Figure record extracts:
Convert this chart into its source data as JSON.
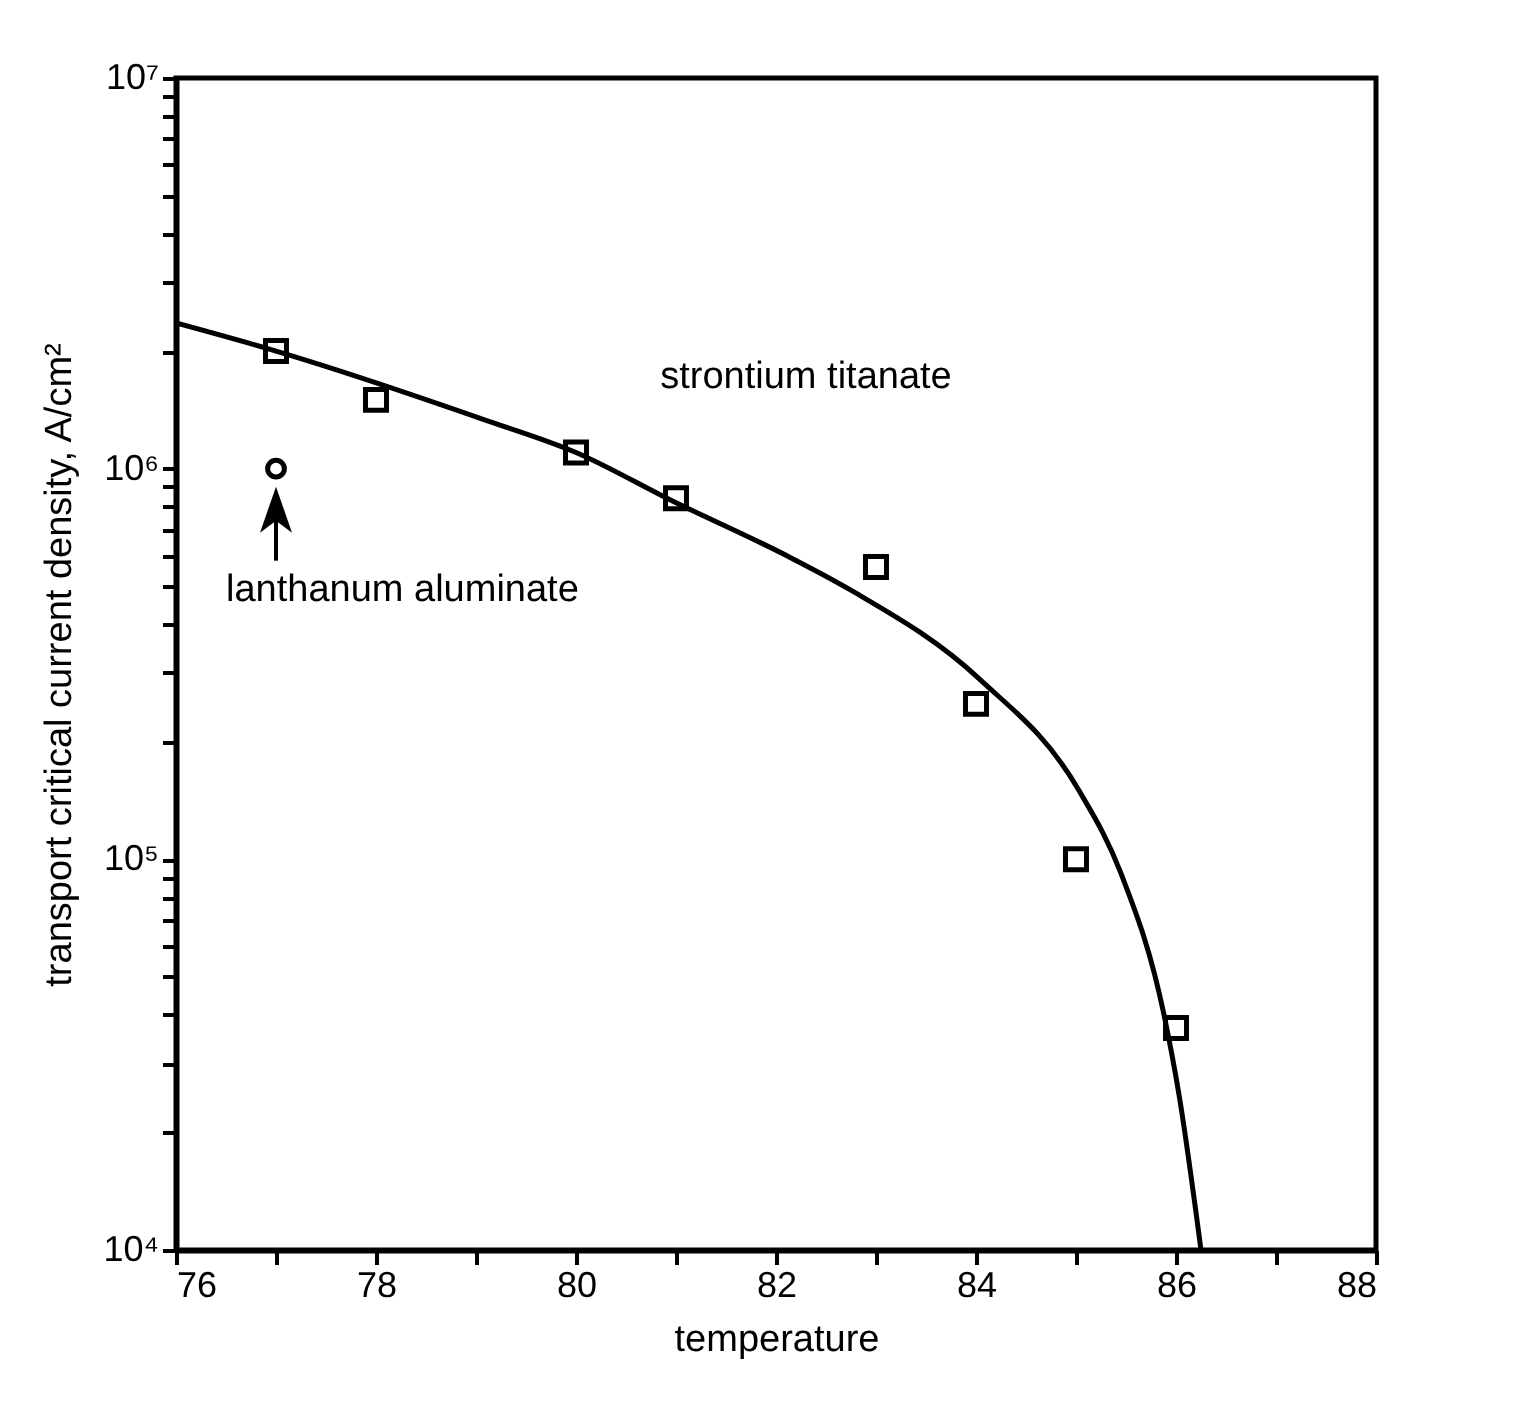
{
  "chart_data": {
    "type": "scatter",
    "xlabel": "temperature",
    "ylabel": "transport critical current density, A/cm²",
    "log": "y",
    "xlim": [
      76,
      88
    ],
    "xticks": [
      76,
      {
        "value": 77,
        "label": null
      },
      78,
      {
        "value": 79,
        "label": null
      },
      80,
      {
        "value": 81,
        "label": null
      },
      82,
      {
        "value": 83,
        "label": null
      },
      84,
      {
        "value": 85,
        "label": null
      },
      86,
      {
        "value": 87,
        "label": null
      },
      88
    ],
    "ylim": [
      10000,
      10000000
    ],
    "yticks": [
      {
        "value": 10000,
        "label": "10⁴"
      },
      {
        "value": 20000,
        "label": null
      },
      {
        "value": 30000,
        "label": null
      },
      {
        "value": 40000,
        "label": null
      },
      {
        "value": 50000,
        "label": null
      },
      {
        "value": 60000,
        "label": null
      },
      {
        "value": 70000,
        "label": null
      },
      {
        "value": 80000,
        "label": null
      },
      {
        "value": 90000,
        "label": null
      },
      {
        "value": 100000,
        "label": "10⁵"
      },
      {
        "value": 200000,
        "label": null
      },
      {
        "value": 300000,
        "label": null
      },
      {
        "value": 400000,
        "label": null
      },
      {
        "value": 500000,
        "label": null
      },
      {
        "value": 600000,
        "label": null
      },
      {
        "value": 700000,
        "label": null
      },
      {
        "value": 800000,
        "label": null
      },
      {
        "value": 900000,
        "label": null
      },
      {
        "value": 1000000,
        "label": "10⁶"
      },
      {
        "value": 2000000,
        "label": null
      },
      {
        "value": 3000000,
        "label": null
      },
      {
        "value": 4000000,
        "label": null
      },
      {
        "value": 5000000,
        "label": null
      },
      {
        "value": 6000000,
        "label": null
      },
      {
        "value": 7000000,
        "label": null
      },
      {
        "value": 8000000,
        "label": null
      },
      {
        "value": 9000000,
        "label": null
      },
      {
        "value": 10000000,
        "label": "10⁷"
      }
    ],
    "grid": false,
    "legend": false,
    "annotations": [
      {
        "text": "lanthanum aluminate",
        "x": 77,
        "y": 1000000
      }
    ],
    "series": [
      {
        "type": "line",
        "color": "#000000",
        "marker": "none",
        "line_style": "solid",
        "x": [
          76,
          77,
          79.1,
          80,
          80.95,
          82.1,
          82.74,
          84.03,
          85.03,
          85.45,
          85.88,
          86.03,
          86.25
        ],
        "values": [
          2360000,
          2000000,
          1330000,
          1100000,
          830000,
          600000,
          490000,
          290000,
          150000,
          92000,
          40000,
          25000,
          10000
        ]
      },
      {
        "name": "strontium titanate",
        "type": "scatter",
        "marker": "square",
        "color": "#000000",
        "x": [
          77,
          78,
          80,
          81,
          83,
          84,
          85,
          86
        ],
        "values": [
          2000000,
          1500000,
          1100000,
          840000,
          560000,
          250000,
          100000,
          37000
        ]
      },
      {
        "type": "scatter",
        "marker": "circle",
        "color": "#000000",
        "x": [
          77
        ],
        "values": [
          1000000
        ]
      }
    ]
  }
}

» **Exercise instructions**:
Leave out all images, then reproduce the entries above exactly.

» **Answer to the problem**:
Convert this chart into its source data as JSON.
{
  "chart_data": {
    "type": "scatter",
    "xlabel": "temperature",
    "ylabel": "transport critical current density, A/cm²",
    "log": "y",
    "xlim": [
      76,
      88
    ],
    "xticks": [
      76,
      {
        "value": 77,
        "label": null
      },
      78,
      {
        "value": 79,
        "label": null
      },
      80,
      {
        "value": 81,
        "label": null
      },
      82,
      {
        "value": 83,
        "label": null
      },
      84,
      {
        "value": 85,
        "label": null
      },
      86,
      {
        "value": 87,
        "label": null
      },
      88
    ],
    "ylim": [
      10000,
      10000000
    ],
    "yticks": [
      {
        "value": 10000,
        "label": "10⁴"
      },
      {
        "value": 20000,
        "label": null
      },
      {
        "value": 30000,
        "label": null
      },
      {
        "value": 40000,
        "label": null
      },
      {
        "value": 50000,
        "label": null
      },
      {
        "value": 60000,
        "label": null
      },
      {
        "value": 70000,
        "label": null
      },
      {
        "value": 80000,
        "label": null
      },
      {
        "value": 90000,
        "label": null
      },
      {
        "value": 100000,
        "label": "10⁵"
      },
      {
        "value": 200000,
        "label": null
      },
      {
        "value": 300000,
        "label": null
      },
      {
        "value": 400000,
        "label": null
      },
      {
        "value": 500000,
        "label": null
      },
      {
        "value": 600000,
        "label": null
      },
      {
        "value": 700000,
        "label": null
      },
      {
        "value": 800000,
        "label": null
      },
      {
        "value": 900000,
        "label": null
      },
      {
        "value": 1000000,
        "label": "10⁶"
      },
      {
        "value": 2000000,
        "label": null
      },
      {
        "value": 3000000,
        "label": null
      },
      {
        "value": 4000000,
        "label": null
      },
      {
        "value": 5000000,
        "label": null
      },
      {
        "value": 6000000,
        "label": null
      },
      {
        "value": 7000000,
        "label": null
      },
      {
        "value": 8000000,
        "label": null
      },
      {
        "value": 9000000,
        "label": null
      },
      {
        "value": 10000000,
        "label": "10⁷"
      }
    ],
    "grid": false,
    "legend": false,
    "annotations": [
      {
        "text": "lanthanum aluminate",
        "x": 77,
        "y": 1000000
      }
    ],
    "series": [
      {
        "type": "line",
        "color": "#000000",
        "marker": "none",
        "line_style": "solid",
        "x": [
          76,
          77,
          79.1,
          80,
          80.95,
          82.1,
          82.74,
          84.03,
          85.03,
          85.45,
          85.88,
          86.03,
          86.25
        ],
        "values": [
          2360000,
          2000000,
          1330000,
          1100000,
          830000,
          600000,
          490000,
          290000,
          150000,
          92000,
          40000,
          25000,
          10000
        ]
      },
      {
        "name": "strontium titanate",
        "type": "scatter",
        "marker": "square",
        "color": "#000000",
        "x": [
          77,
          78,
          80,
          81,
          83,
          84,
          85,
          86
        ],
        "values": [
          2000000,
          1500000,
          1100000,
          840000,
          560000,
          250000,
          100000,
          37000
        ]
      },
      {
        "type": "scatter",
        "marker": "circle",
        "color": "#000000",
        "x": [
          77
        ],
        "values": [
          1000000
        ]
      }
    ]
  }
}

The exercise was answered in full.